## TASK BRIEF
Report the count of lines containing the word "Temperature" in the entries below, and nothing more.
◇ ◇ ◇
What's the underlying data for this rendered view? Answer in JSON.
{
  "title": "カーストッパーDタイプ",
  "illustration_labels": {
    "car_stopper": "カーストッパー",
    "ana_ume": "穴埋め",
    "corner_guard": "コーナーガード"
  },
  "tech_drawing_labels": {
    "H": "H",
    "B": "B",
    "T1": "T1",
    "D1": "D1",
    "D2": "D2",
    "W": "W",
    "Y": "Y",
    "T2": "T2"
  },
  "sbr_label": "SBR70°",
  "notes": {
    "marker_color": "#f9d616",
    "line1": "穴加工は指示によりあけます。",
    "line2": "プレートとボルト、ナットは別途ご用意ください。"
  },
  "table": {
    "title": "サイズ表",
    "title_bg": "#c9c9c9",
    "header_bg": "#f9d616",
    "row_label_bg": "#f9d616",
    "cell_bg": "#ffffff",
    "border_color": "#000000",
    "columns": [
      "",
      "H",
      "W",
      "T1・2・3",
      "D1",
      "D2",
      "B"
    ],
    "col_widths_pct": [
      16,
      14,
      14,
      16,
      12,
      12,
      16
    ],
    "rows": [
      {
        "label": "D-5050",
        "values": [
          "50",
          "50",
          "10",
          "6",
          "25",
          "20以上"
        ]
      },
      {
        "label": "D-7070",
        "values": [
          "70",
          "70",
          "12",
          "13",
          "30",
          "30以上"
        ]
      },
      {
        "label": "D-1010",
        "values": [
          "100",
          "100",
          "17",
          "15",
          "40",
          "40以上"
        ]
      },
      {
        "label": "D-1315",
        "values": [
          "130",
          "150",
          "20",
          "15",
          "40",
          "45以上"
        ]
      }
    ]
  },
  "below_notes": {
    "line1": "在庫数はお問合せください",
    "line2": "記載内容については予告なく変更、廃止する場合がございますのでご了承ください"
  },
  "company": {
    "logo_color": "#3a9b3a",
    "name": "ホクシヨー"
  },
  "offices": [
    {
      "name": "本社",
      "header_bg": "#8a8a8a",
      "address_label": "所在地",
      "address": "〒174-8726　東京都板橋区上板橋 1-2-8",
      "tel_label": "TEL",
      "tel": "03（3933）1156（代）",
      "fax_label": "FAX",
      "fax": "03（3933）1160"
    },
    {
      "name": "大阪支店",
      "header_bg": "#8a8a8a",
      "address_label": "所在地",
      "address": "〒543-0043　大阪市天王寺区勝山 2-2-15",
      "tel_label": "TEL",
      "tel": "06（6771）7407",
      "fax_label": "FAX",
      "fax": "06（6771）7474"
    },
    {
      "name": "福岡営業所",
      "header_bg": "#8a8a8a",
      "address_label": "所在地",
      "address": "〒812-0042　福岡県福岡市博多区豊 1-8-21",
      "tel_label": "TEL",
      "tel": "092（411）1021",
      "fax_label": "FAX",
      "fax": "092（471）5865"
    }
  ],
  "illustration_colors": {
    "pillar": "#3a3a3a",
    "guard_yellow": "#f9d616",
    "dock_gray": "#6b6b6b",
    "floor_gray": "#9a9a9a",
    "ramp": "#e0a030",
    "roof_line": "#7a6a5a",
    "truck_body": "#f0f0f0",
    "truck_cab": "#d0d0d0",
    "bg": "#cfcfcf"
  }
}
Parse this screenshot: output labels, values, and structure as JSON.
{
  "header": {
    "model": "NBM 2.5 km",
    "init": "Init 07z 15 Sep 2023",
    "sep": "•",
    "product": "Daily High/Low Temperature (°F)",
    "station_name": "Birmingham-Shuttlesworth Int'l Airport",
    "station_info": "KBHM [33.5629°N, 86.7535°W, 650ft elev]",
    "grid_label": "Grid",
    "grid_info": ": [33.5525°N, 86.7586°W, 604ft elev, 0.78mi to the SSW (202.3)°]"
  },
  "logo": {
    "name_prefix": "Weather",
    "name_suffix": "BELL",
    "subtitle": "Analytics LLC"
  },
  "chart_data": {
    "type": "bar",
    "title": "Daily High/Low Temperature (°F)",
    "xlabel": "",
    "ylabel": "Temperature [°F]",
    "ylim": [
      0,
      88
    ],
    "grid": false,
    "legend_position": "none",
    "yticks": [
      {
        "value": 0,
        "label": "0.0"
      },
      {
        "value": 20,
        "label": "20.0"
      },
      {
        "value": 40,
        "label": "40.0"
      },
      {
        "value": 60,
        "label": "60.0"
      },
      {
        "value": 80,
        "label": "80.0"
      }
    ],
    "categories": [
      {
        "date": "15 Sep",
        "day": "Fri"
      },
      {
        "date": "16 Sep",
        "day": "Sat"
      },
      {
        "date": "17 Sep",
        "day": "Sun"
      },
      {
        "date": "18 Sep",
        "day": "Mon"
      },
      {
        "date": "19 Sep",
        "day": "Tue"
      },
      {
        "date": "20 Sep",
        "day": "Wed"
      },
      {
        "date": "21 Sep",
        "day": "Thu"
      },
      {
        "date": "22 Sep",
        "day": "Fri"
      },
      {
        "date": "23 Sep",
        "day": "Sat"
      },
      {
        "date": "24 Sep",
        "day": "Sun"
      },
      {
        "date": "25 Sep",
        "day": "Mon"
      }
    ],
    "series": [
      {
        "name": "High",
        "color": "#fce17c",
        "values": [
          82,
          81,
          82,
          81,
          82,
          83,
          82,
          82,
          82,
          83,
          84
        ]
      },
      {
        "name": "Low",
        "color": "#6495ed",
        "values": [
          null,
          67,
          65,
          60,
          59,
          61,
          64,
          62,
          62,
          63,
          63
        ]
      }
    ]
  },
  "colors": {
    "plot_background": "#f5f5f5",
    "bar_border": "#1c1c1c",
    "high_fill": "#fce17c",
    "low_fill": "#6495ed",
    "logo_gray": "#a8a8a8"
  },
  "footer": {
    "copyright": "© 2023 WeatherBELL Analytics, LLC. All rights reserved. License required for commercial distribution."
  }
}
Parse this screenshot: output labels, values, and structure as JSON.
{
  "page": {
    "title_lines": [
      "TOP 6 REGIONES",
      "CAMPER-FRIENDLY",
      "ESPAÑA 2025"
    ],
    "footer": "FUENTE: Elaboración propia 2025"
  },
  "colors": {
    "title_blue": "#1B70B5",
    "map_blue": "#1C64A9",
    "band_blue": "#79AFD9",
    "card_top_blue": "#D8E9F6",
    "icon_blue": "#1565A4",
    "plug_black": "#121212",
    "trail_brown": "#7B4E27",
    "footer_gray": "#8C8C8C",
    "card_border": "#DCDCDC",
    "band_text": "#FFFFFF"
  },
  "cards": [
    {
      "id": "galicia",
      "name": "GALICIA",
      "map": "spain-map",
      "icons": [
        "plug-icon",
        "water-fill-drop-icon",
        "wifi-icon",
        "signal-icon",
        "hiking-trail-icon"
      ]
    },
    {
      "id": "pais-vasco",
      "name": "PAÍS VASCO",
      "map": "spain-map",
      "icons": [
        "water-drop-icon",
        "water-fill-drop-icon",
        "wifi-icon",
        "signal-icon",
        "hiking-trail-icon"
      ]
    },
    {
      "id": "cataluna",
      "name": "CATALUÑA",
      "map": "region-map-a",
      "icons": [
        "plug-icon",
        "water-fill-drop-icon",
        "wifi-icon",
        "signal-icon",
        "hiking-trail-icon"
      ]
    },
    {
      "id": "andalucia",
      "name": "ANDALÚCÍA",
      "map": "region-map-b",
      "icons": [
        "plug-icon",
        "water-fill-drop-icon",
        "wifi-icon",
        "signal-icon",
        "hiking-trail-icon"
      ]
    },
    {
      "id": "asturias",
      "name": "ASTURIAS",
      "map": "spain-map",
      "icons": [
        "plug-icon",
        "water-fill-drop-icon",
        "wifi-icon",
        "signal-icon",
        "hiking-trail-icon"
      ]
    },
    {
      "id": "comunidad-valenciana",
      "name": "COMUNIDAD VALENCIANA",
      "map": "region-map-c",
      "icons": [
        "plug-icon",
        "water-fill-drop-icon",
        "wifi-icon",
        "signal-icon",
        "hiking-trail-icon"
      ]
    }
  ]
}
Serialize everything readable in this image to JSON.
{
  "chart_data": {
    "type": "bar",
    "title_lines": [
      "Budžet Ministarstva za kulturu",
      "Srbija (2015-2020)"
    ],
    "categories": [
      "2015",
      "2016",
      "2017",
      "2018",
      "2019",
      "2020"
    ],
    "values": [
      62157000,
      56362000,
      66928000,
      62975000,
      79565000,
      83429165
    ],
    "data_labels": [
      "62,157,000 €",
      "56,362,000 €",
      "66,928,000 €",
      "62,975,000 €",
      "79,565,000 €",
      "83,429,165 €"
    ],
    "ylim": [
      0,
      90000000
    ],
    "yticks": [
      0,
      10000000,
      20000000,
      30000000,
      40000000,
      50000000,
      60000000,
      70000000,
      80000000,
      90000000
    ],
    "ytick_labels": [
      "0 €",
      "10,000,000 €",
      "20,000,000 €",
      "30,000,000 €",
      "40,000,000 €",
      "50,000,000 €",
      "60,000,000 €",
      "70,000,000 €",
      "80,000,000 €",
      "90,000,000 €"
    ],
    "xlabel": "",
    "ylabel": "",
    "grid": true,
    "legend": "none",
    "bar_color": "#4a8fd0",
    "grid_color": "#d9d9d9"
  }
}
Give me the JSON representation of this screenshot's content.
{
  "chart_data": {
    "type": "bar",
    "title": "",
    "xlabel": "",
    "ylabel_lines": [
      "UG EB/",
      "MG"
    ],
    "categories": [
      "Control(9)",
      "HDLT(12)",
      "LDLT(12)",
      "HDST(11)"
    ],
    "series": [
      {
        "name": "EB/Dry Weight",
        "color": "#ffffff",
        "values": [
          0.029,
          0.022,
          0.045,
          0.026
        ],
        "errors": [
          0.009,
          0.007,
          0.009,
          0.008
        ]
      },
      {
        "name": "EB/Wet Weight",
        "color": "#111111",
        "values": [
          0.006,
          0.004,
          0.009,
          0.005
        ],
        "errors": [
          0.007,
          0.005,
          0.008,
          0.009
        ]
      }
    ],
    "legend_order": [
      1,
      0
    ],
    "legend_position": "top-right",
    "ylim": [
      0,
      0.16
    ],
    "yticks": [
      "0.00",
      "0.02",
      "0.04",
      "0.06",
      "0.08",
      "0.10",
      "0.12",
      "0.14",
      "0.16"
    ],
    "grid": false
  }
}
◇ ◇ ◇
## FINISHED ANSWER
3